→ **WHAT IS ASKED**: Copy all lines that contain the word "unser".

········

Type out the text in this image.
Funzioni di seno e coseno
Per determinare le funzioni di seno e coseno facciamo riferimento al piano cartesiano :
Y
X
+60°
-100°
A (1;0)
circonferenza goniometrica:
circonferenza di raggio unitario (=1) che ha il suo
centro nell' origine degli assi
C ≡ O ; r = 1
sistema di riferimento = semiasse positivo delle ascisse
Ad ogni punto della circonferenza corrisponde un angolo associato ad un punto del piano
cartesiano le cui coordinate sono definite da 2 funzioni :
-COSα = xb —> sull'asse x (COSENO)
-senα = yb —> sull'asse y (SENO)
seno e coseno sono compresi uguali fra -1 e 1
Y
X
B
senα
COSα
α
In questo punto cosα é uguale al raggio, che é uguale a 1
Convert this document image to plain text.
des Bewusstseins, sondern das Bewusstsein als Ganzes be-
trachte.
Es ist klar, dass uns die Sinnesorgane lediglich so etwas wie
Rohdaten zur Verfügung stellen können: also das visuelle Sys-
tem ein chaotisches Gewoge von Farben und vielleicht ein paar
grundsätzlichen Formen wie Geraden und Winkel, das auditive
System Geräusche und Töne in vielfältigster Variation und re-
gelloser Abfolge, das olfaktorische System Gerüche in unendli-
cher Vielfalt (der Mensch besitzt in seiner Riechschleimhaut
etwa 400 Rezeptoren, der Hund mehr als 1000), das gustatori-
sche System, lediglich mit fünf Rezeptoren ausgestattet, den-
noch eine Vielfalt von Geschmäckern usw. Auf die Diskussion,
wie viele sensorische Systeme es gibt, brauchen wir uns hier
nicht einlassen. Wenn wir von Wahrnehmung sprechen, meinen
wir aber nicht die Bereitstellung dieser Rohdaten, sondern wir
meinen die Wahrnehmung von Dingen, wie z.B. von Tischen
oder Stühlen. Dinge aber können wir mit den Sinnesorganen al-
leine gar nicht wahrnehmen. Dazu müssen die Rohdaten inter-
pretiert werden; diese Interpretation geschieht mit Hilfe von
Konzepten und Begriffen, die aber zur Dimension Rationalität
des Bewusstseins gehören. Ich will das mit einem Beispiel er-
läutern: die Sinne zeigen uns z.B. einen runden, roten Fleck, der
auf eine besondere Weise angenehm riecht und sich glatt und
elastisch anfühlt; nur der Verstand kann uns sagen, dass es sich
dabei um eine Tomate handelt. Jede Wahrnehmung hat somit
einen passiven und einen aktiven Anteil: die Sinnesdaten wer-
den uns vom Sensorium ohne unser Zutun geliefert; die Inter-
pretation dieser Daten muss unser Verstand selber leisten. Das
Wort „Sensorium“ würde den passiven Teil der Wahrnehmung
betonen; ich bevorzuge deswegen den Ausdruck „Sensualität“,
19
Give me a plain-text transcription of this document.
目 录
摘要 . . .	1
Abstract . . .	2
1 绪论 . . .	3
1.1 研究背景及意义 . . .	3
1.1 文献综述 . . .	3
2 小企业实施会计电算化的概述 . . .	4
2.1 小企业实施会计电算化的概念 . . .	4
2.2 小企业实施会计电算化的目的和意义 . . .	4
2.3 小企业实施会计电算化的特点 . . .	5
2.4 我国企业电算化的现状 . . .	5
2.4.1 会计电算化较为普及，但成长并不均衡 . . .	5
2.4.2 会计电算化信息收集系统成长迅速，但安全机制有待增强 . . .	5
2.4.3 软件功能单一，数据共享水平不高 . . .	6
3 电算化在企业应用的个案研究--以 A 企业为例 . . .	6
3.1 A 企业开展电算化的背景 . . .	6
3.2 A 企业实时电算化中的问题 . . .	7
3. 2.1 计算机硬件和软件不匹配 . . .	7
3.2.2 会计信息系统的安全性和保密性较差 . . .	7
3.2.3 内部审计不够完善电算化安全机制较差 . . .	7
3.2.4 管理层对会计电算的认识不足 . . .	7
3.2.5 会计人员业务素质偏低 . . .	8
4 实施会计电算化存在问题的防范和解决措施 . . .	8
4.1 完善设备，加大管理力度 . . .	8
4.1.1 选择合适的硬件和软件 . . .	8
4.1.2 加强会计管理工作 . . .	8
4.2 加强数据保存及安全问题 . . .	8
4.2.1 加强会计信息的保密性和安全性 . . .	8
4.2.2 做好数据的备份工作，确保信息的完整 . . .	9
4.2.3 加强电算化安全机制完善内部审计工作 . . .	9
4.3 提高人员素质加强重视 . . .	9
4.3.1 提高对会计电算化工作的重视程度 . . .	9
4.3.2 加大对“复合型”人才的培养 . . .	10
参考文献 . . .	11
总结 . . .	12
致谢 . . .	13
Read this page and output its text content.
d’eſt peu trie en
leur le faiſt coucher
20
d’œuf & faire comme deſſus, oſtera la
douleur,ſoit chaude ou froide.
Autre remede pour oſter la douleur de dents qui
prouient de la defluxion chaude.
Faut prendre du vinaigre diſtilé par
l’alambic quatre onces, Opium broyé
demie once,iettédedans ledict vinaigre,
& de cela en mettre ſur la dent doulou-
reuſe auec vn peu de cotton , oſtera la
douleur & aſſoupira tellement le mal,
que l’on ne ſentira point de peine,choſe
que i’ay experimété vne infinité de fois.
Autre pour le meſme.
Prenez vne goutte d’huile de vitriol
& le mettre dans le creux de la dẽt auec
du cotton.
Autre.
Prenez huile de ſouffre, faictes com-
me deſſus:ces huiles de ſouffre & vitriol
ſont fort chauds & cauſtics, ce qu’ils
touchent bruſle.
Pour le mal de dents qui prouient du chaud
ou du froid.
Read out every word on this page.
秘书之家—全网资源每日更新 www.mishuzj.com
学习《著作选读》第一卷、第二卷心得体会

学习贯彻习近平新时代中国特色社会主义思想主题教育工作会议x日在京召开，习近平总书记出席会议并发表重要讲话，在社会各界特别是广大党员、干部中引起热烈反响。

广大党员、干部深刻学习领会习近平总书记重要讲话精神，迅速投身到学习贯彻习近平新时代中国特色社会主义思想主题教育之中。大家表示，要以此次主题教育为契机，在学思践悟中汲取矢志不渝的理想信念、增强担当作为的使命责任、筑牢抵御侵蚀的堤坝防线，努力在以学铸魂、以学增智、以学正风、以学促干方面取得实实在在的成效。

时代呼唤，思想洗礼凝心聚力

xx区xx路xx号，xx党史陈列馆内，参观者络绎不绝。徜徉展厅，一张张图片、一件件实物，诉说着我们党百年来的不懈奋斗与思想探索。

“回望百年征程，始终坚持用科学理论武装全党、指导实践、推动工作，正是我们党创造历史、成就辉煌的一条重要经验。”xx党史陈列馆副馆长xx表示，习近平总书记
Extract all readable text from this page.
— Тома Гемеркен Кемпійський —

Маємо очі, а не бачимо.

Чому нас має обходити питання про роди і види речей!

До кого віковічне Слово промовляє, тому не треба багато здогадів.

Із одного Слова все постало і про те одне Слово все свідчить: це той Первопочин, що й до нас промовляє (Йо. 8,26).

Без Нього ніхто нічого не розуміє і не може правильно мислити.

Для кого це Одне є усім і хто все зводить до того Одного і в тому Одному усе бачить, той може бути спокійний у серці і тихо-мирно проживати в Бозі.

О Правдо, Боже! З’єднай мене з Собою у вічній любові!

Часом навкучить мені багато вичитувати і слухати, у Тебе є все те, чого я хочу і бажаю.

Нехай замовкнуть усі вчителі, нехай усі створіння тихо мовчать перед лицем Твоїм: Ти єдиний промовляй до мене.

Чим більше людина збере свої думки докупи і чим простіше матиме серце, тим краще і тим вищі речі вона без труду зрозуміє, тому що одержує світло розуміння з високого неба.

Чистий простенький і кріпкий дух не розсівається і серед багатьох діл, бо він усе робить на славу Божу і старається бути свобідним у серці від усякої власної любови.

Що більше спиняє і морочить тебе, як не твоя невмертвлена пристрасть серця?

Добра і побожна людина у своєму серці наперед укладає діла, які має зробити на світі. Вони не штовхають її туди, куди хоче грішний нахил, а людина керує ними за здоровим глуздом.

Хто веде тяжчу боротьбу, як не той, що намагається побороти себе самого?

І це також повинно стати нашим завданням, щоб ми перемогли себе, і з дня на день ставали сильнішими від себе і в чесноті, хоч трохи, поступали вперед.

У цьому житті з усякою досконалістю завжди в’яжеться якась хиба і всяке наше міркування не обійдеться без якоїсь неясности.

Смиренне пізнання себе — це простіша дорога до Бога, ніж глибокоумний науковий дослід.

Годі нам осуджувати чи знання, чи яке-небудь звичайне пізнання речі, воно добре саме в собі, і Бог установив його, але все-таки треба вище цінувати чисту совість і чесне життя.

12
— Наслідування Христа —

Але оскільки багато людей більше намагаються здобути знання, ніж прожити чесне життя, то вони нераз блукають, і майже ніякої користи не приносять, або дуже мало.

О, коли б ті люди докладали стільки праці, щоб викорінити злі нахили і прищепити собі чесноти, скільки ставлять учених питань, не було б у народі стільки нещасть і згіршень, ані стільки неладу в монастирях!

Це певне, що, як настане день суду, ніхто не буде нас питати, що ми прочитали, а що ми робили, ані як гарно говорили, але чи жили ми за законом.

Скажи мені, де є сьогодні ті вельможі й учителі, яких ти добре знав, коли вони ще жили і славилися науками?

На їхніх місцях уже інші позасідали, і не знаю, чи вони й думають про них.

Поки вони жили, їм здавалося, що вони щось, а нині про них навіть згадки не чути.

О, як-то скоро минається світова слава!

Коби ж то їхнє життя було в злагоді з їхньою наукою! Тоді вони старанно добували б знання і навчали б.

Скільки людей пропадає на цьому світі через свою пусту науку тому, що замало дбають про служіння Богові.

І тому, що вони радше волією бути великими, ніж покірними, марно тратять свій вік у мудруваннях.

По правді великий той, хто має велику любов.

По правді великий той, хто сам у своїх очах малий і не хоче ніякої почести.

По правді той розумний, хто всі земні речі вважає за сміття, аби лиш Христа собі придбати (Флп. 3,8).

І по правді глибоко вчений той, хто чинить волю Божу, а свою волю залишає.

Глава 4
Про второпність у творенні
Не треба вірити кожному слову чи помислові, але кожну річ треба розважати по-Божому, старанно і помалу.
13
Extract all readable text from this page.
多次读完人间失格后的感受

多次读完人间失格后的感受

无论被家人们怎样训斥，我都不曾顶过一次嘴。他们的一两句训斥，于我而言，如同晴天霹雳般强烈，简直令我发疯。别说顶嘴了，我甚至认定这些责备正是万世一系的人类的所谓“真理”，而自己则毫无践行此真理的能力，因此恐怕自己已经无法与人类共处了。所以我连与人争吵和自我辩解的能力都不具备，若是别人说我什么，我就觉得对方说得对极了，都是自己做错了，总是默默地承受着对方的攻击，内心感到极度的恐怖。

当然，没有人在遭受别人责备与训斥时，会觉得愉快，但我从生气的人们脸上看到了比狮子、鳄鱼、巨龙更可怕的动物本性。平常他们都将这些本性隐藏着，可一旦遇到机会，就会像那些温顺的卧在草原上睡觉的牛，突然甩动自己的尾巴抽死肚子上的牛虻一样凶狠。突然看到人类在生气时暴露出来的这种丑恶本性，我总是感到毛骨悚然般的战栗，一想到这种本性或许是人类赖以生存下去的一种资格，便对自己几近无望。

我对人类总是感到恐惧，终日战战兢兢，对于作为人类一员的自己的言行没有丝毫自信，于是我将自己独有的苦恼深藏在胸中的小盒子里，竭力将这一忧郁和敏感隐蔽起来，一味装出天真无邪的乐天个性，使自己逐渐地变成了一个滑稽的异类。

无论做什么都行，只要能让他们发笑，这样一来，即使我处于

········

→ **PROBLEM SOLUTION**:
den uns vom Sensorium ohne unser Zutun geliefert; die Inter-
pretation dieser Daten muss unser Verstand selber leisten. Das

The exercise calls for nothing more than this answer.